(Records about charts and figures)
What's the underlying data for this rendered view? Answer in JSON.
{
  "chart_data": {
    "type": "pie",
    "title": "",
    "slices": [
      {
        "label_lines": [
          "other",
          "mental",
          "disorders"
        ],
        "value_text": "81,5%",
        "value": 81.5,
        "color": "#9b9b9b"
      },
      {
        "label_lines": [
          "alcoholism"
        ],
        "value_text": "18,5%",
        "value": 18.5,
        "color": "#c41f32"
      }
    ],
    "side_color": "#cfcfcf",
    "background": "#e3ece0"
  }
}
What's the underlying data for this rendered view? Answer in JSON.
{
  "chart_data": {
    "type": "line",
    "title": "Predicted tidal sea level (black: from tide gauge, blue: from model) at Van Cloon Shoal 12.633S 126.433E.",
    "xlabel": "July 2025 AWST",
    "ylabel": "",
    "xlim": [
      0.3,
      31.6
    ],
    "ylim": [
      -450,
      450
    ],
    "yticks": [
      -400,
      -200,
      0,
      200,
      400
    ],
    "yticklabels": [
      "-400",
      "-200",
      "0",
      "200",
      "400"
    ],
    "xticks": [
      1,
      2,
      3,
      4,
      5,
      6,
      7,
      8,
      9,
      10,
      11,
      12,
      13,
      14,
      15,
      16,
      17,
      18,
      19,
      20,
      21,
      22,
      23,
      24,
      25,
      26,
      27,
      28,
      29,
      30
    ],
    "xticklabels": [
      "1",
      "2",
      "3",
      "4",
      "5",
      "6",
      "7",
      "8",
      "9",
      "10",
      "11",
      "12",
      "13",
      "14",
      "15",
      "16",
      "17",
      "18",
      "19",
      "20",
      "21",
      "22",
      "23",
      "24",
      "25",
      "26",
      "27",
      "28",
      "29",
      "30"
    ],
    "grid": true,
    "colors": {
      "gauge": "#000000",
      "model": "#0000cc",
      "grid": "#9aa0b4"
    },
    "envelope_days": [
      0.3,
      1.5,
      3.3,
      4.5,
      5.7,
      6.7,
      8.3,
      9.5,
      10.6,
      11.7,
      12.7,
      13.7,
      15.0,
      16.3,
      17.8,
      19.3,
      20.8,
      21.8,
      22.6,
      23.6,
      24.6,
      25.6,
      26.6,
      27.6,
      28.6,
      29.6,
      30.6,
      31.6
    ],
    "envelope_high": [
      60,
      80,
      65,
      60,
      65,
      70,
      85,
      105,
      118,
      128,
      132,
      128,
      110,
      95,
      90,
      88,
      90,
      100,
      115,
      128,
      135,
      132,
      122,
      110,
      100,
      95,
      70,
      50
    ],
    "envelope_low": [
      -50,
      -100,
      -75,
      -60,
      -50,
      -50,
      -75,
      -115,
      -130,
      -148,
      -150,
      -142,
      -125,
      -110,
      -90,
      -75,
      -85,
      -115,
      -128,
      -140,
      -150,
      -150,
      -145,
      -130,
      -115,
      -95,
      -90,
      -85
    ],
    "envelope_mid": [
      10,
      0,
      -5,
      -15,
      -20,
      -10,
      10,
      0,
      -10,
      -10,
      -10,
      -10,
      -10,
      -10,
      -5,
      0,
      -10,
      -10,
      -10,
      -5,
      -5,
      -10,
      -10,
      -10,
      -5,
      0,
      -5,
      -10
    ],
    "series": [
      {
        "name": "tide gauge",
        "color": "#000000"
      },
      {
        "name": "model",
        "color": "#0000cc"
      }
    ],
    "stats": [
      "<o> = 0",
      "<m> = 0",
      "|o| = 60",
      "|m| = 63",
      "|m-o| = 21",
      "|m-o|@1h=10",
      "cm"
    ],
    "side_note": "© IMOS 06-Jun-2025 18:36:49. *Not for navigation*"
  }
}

• What this task involves:
Above are some records. Report the number of their lines that include "gauge", and add nothing else.

• Full solution:
3